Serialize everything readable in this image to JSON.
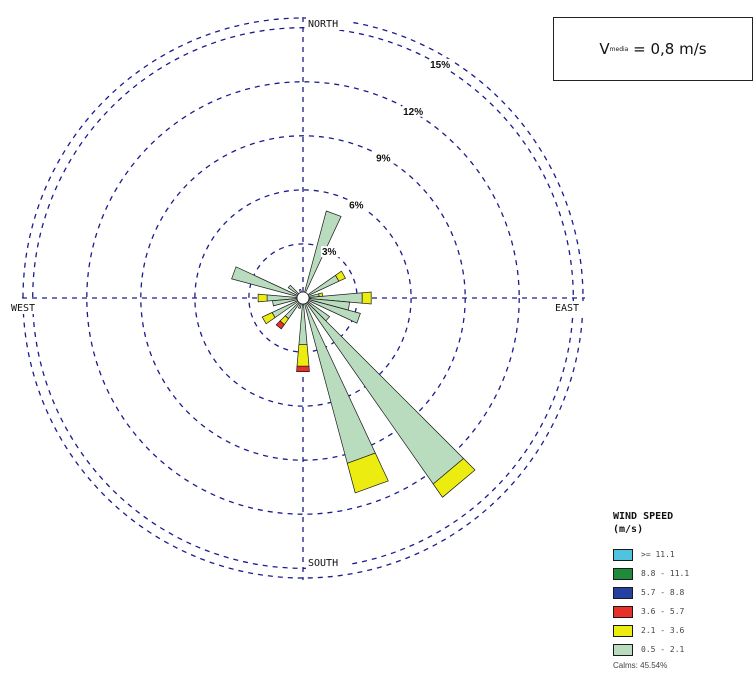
{
  "chart_data": {
    "type": "windrose",
    "title": "",
    "directions": {
      "north": "NORTH",
      "south": "SOUTH",
      "east": "EAST",
      "west": "WEST"
    },
    "ring_values": [
      3,
      6,
      9,
      12,
      15
    ],
    "ring_labels": [
      "3%",
      "6%",
      "9%",
      "12%",
      "15%"
    ],
    "rmax": 15.54,
    "sector_degrees": 10,
    "mean_speed": {
      "symbol": "V",
      "subscript": "media",
      "value": "= 0,8 m/s"
    },
    "legend": {
      "title_line1": "WIND SPEED",
      "title_line2": "(m/s)",
      "position": "bottom-right",
      "classes": [
        {
          "label": ">= 11.1",
          "color": "#4fc3e0"
        },
        {
          "label": "8.8 - 11.1",
          "color": "#1f8a3a"
        },
        {
          "label": "5.7 - 8.8",
          "color": "#2440a0"
        },
        {
          "label": "3.6 - 5.7",
          "color": "#e8302a"
        },
        {
          "label": "2.1 - 3.6",
          "color": "#ecec10"
        },
        {
          "label": "0.5 - 2.1",
          "color": "#b9dcbf"
        }
      ],
      "calms": "Calms: 45.54%"
    },
    "sectors": [
      {
        "direction": 20,
        "percent": [
          5.0,
          0,
          0,
          0,
          0,
          0
        ]
      },
      {
        "direction": 60,
        "percent": [
          2.2,
          0.4,
          0,
          0,
          0,
          0
        ]
      },
      {
        "direction": 80,
        "percent": [
          0.9,
          0.2,
          0,
          0,
          0,
          0
        ]
      },
      {
        "direction": 90,
        "percent": [
          3.3,
          0.5,
          0,
          0,
          0,
          0
        ]
      },
      {
        "direction": 100,
        "percent": [
          2.6,
          0,
          0,
          0,
          0,
          0
        ]
      },
      {
        "direction": 110,
        "percent": [
          3.3,
          0,
          0,
          0,
          0,
          0
        ]
      },
      {
        "direction": 130,
        "percent": [
          1.8,
          0,
          0,
          0,
          0,
          0
        ]
      },
      {
        "direction": 140,
        "percent": [
          12.6,
          0.9,
          0,
          0,
          0,
          0
        ]
      },
      {
        "direction": 160,
        "percent": [
          9.5,
          1.7,
          0,
          0,
          0,
          0
        ]
      },
      {
        "direction": 180,
        "percent": [
          2.6,
          1.2,
          0.3,
          0,
          0,
          0
        ]
      },
      {
        "direction": 200,
        "percent": [
          0.6,
          0,
          0,
          0,
          0,
          0
        ]
      },
      {
        "direction": 220,
        "percent": [
          1.4,
          0.4,
          0.3,
          0,
          0,
          0
        ]
      },
      {
        "direction": 240,
        "percent": [
          1.9,
          0.6,
          0,
          0,
          0,
          0
        ]
      },
      {
        "direction": 260,
        "percent": [
          1.7,
          0,
          0,
          0,
          0,
          0
        ]
      },
      {
        "direction": 270,
        "percent": [
          2.0,
          0.5,
          0,
          0,
          0,
          0
        ]
      },
      {
        "direction": 290,
        "percent": [
          4.1,
          0,
          0,
          0,
          0,
          0
        ]
      },
      {
        "direction": 310,
        "percent": [
          1.0,
          0,
          0,
          0,
          0,
          0
        ]
      },
      {
        "direction": 340,
        "percent": [
          0.5,
          0,
          0,
          0,
          0,
          0
        ]
      }
    ]
  }
}
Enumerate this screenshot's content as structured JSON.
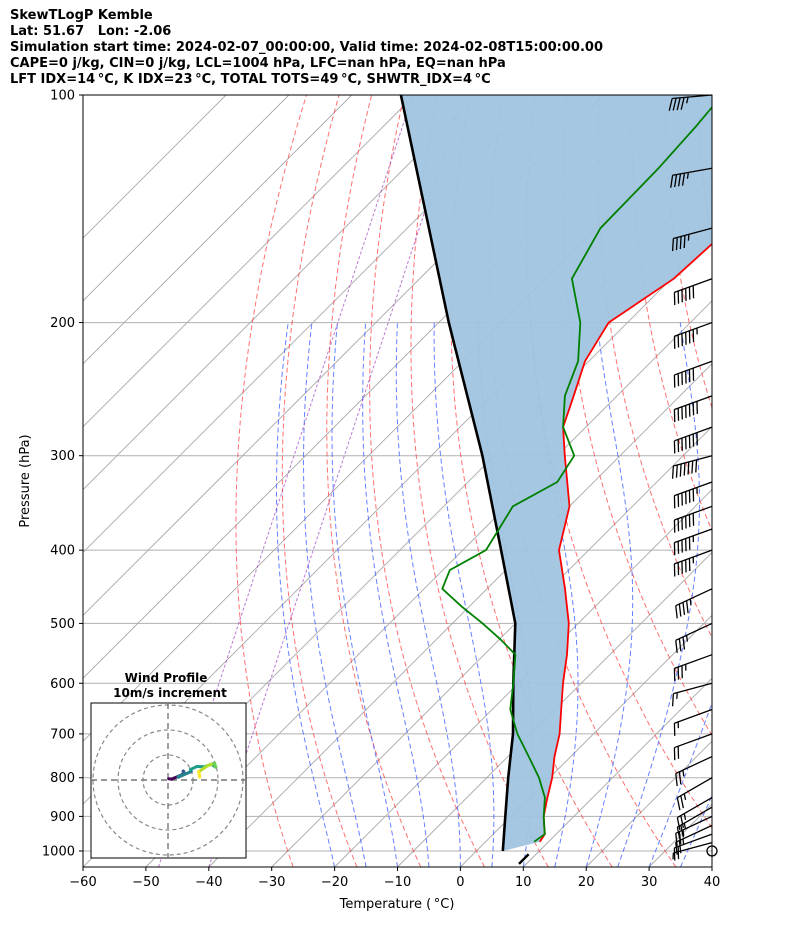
{
  "header": {
    "line1": "SkewTLogP Kemble",
    "line2": "Lat: 51.67   Lon: -2.06",
    "line3": "Simulation start time: 2024-02-07_00:00:00, Valid time: 2024-02-08T15:00:00.00",
    "line4": "CAPE=0 j/kg, CIN=0 j/kg, LCL=1004 hPa, LFC=nan hPa, EQ=nan hPa",
    "line5": "LFT IDX=14 °C, K IDX=23 °C, TOTAL TOTS=49 °C, SHWTR_IDX=4 °C"
  },
  "chart_data": {
    "type": "line",
    "xlabel": "Temperature ( °C)",
    "ylabel": "Pressure (hPa)",
    "xlim": [
      -60,
      40
    ],
    "ylim": [
      1050,
      100
    ],
    "y_scale": "log",
    "skew": "temperature isotherms skewed right with height",
    "x_ticks": [
      "−60",
      "−50",
      "−40",
      "−30",
      "−20",
      "−10",
      "0",
      "10",
      "20",
      "30",
      "40"
    ],
    "y_ticks": [
      "100",
      "200",
      "300",
      "400",
      "500",
      "600",
      "700",
      "800",
      "900",
      "1000"
    ],
    "y_tick_values": [
      100,
      200,
      300,
      400,
      500,
      600,
      700,
      800,
      900,
      1000
    ],
    "grid": true,
    "series": [
      {
        "role": "temperature",
        "color": "#ff0000",
        "pressure": [
          972,
          950,
          925,
          900,
          850,
          800,
          750,
          700,
          650,
          600,
          550,
          500,
          450,
          400,
          350,
          300,
          275,
          250,
          225,
          200,
          175,
          150,
          125,
          110,
          100
        ],
        "values": [
          8.6,
          8.2,
          6.7,
          5.2,
          2.8,
          0.4,
          -2.6,
          -5.4,
          -9.0,
          -12.9,
          -16.8,
          -21.5,
          -27.6,
          -34.7,
          -40.0,
          -48.8,
          -53.6,
          -56.9,
          -60.6,
          -63.0,
          -59.6,
          -58.8,
          -59.1,
          -61.7,
          -64.3
        ]
      },
      {
        "role": "dewpoint",
        "color": "#008000",
        "pressure": [
          972,
          950,
          925,
          900,
          850,
          800,
          750,
          700,
          650,
          600,
          550,
          525,
          500,
          475,
          450,
          425,
          400,
          375,
          350,
          325,
          300,
          275,
          250,
          225,
          200,
          175,
          150,
          125,
          110,
          100
        ],
        "values": [
          7.7,
          8.2,
          6.7,
          5.2,
          2.4,
          -1.7,
          -6.7,
          -12.1,
          -17.1,
          -20.8,
          -25.0,
          -29.8,
          -35.2,
          -41.2,
          -47.1,
          -48.9,
          -46.3,
          -47.6,
          -49.0,
          -45.8,
          -47.3,
          -53.6,
          -58.3,
          -61.7,
          -67.5,
          -75.8,
          -79.3,
          -79.6,
          -80.3,
          -81.1
        ]
      },
      {
        "role": "parcel",
        "color": "#000000",
        "pressure": [
          1000,
          900,
          800,
          700,
          600,
          500,
          400,
          300,
          200,
          100
        ],
        "values": [
          4.2,
          -0.9,
          -6.6,
          -12.8,
          -20.8,
          -30.0,
          -43.9,
          -61.9,
          -88.4,
          -132.2
        ]
      }
    ],
    "shading": {
      "between": [
        "parcel",
        "temperature"
      ],
      "color": "#a0c4e0"
    },
    "wind_barbs": {
      "pressure": [
        1000,
        975,
        950,
        925,
        900,
        875,
        850,
        800,
        750,
        700,
        650,
        600,
        550,
        500,
        450,
        400,
        375,
        350,
        325,
        300,
        275,
        250,
        225,
        200,
        175,
        150,
        125,
        100
      ],
      "speed_kt": [
        2,
        5,
        20,
        25,
        25,
        25,
        25,
        25,
        25,
        20,
        15,
        15,
        35,
        35,
        45,
        55,
        55,
        60,
        65,
        70,
        70,
        70,
        60,
        65,
        60,
        45,
        45,
        45
      ],
      "direction_deg": [
        210,
        255,
        250,
        245,
        245,
        240,
        240,
        240,
        245,
        250,
        250,
        255,
        250,
        245,
        245,
        250,
        250,
        250,
        250,
        255,
        250,
        250,
        250,
        250,
        250,
        255,
        260,
        265
      ]
    },
    "inset": {
      "title": "Wind Profile",
      "subtitle": "10m/s increment",
      "hodograph_colormap": "viridis"
    }
  }
}
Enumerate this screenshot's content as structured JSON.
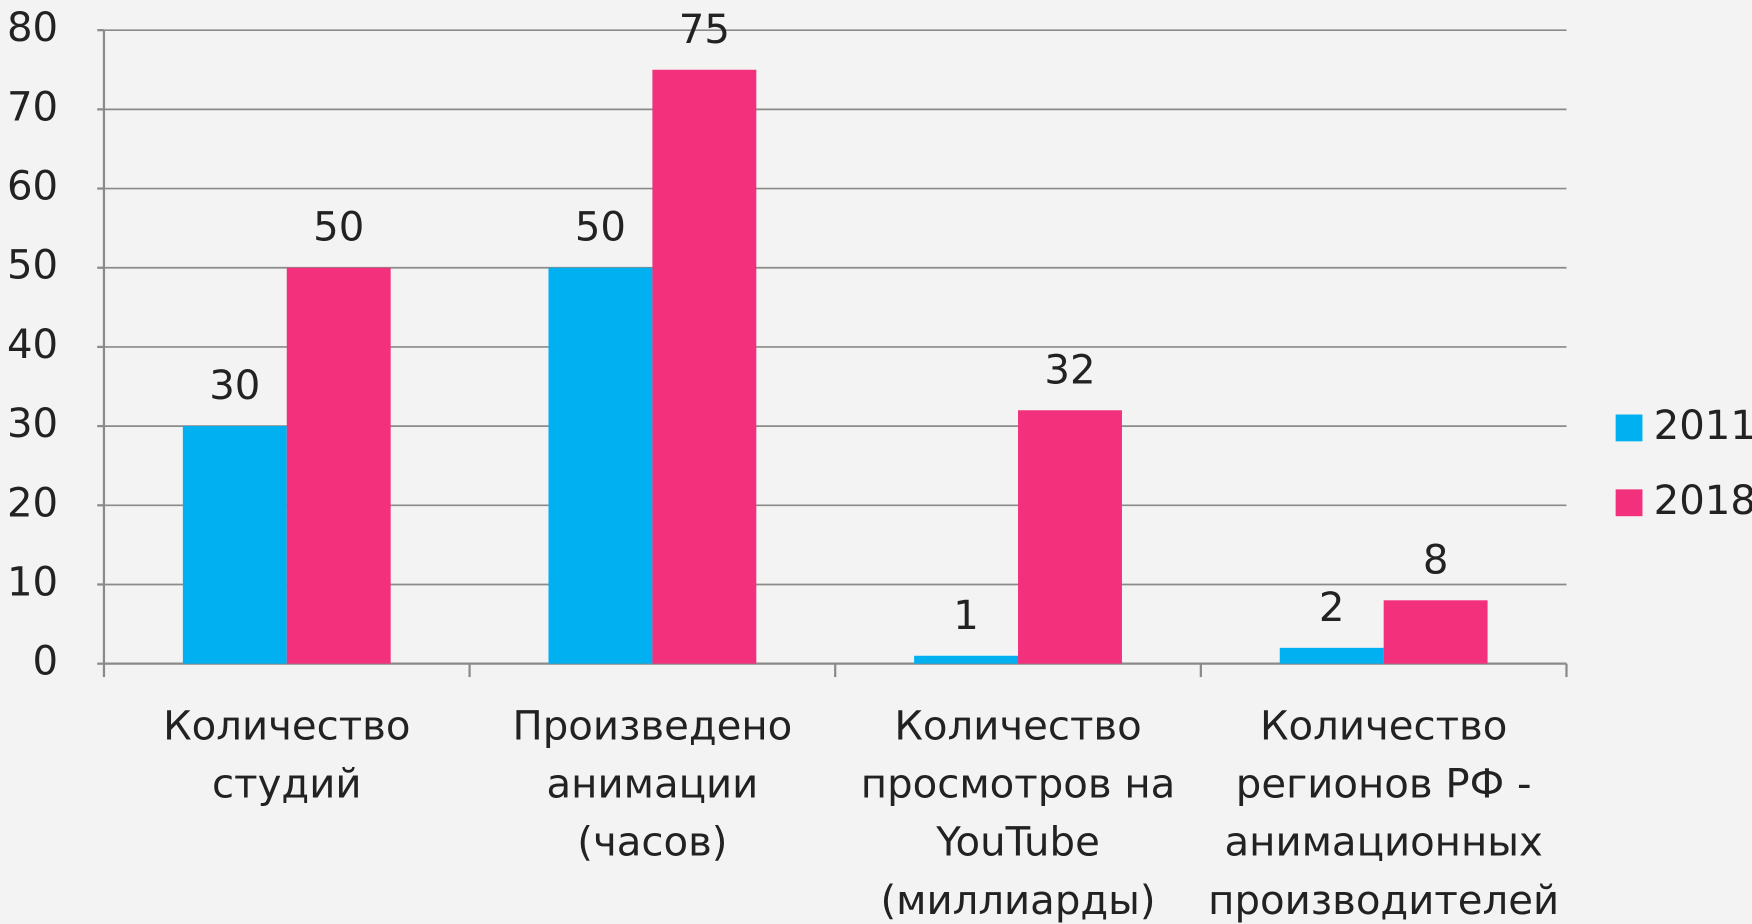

■ **YOUR OBJECTIVE**: Find how many lines of the entries contain "right". Respond with the number only.

■ **COMPLETE ANSWER**: 2